Stored data:
□ □ □ □
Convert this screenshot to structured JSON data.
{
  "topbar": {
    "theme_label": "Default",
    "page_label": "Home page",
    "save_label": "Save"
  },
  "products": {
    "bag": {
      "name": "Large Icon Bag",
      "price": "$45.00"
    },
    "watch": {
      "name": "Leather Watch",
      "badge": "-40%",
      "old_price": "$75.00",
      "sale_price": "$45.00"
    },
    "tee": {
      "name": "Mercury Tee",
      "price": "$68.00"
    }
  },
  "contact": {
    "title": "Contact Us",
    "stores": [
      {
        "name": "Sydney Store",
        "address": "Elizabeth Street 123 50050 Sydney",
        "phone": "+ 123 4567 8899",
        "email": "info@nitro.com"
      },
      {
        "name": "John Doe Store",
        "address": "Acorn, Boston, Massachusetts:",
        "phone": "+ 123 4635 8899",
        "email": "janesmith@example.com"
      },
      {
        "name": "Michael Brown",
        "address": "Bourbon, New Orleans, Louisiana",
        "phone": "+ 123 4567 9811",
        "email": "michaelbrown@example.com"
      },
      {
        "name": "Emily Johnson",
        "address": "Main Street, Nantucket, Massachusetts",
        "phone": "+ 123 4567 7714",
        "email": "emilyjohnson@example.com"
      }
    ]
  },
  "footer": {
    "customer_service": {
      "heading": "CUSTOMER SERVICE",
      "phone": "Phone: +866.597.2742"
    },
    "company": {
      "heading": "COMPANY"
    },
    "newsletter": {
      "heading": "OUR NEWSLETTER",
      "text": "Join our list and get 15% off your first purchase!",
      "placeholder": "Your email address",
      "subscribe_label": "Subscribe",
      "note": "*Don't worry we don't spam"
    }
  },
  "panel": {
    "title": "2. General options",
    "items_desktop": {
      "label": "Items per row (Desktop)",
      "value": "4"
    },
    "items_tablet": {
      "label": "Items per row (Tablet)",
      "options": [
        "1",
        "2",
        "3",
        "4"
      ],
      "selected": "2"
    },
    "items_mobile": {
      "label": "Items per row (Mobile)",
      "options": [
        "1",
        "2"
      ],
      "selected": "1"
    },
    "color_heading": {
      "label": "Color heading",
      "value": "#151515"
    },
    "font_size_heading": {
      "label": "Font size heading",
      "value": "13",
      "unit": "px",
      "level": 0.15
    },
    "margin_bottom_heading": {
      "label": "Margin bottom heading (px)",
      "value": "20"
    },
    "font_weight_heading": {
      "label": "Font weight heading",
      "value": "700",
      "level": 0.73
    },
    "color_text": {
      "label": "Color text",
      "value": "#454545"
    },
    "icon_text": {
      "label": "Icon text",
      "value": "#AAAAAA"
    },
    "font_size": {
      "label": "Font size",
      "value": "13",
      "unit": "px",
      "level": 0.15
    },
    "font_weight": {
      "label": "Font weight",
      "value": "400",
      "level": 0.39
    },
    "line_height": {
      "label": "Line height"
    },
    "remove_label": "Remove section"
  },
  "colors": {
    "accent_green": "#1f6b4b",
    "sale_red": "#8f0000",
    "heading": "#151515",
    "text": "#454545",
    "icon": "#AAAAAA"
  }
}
□ □ □ □
→ What to produce
Copy out the full material exactly as it appears.

→ Solution to this exercise
Convert this screenshot to structured JSON data.
{
  "topbar": {
    "theme_label": "Default",
    "page_label": "Home page",
    "save_label": "Save"
  },
  "products": {
    "bag": {
      "name": "Large Icon Bag",
      "price": "$45.00"
    },
    "watch": {
      "name": "Leather Watch",
      "badge": "-40%",
      "old_price": "$75.00",
      "sale_price": "$45.00"
    },
    "tee": {
      "name": "Mercury Tee",
      "price": "$68.00"
    }
  },
  "contact": {
    "title": "Contact Us",
    "stores": [
      {
        "name": "Sydney Store",
        "address": "Elizabeth Street 123 50050 Sydney",
        "phone": "+ 123 4567 8899",
        "email": "info@nitro.com"
      },
      {
        "name": "John Doe Store",
        "address": "Acorn, Boston, Massachusetts:",
        "phone": "+ 123 4635 8899",
        "email": "janesmith@example.com"
      },
      {
        "name": "Michael Brown",
        "address": "Bourbon, New Orleans, Louisiana",
        "phone": "+ 123 4567 9811",
        "email": "michaelbrown@example.com"
      },
      {
        "name": "Emily Johnson",
        "address": "Main Street, Nantucket, Massachusetts",
        "phone": "+ 123 4567 7714",
        "email": "emilyjohnson@example.com"
      }
    ]
  },
  "footer": {
    "customer_service": {
      "heading": "CUSTOMER SERVICE",
      "phone": "Phone: +866.597.2742"
    },
    "company": {
      "heading": "COMPANY"
    },
    "newsletter": {
      "heading": "OUR NEWSLETTER",
      "text": "Join our list and get 15% off your first purchase!",
      "placeholder": "Your email address",
      "subscribe_label": "Subscribe",
      "note": "*Don't worry we don't spam"
    }
  },
  "panel": {
    "title": "2. General options",
    "items_desktop": {
      "label": "Items per row (Desktop)",
      "value": "4"
    },
    "items_tablet": {
      "label": "Items per row (Tablet)",
      "options": [
        "1",
        "2",
        "3",
        "4"
      ],
      "selected": "2"
    },
    "items_mobile": {
      "label": "Items per row (Mobile)",
      "options": [
        "1",
        "2"
      ],
      "selected": "1"
    },
    "color_heading": {
      "label": "Color heading",
      "value": "#151515"
    },
    "font_size_heading": {
      "label": "Font size heading",
      "value": "13",
      "unit": "px",
      "level": 0.15
    },
    "margin_bottom_heading": {
      "label": "Margin bottom heading (px)",
      "value": "20"
    },
    "font_weight_heading": {
      "label": "Font weight heading",
      "value": "700",
      "level": 0.73
    },
    "color_text": {
      "label": "Color text",
      "value": "#454545"
    },
    "icon_text": {
      "label": "Icon text",
      "value": "#AAAAAA"
    },
    "font_size": {
      "label": "Font size",
      "value": "13",
      "unit": "px",
      "level": 0.15
    },
    "font_weight": {
      "label": "Font weight",
      "value": "400",
      "level": 0.39
    },
    "line_height": {
      "label": "Line height"
    },
    "remove_label": "Remove section"
  },
  "colors": {
    "accent_green": "#1f6b4b",
    "sale_red": "#8f0000",
    "heading": "#151515",
    "text": "#454545",
    "icon": "#AAAAAA"
  }
}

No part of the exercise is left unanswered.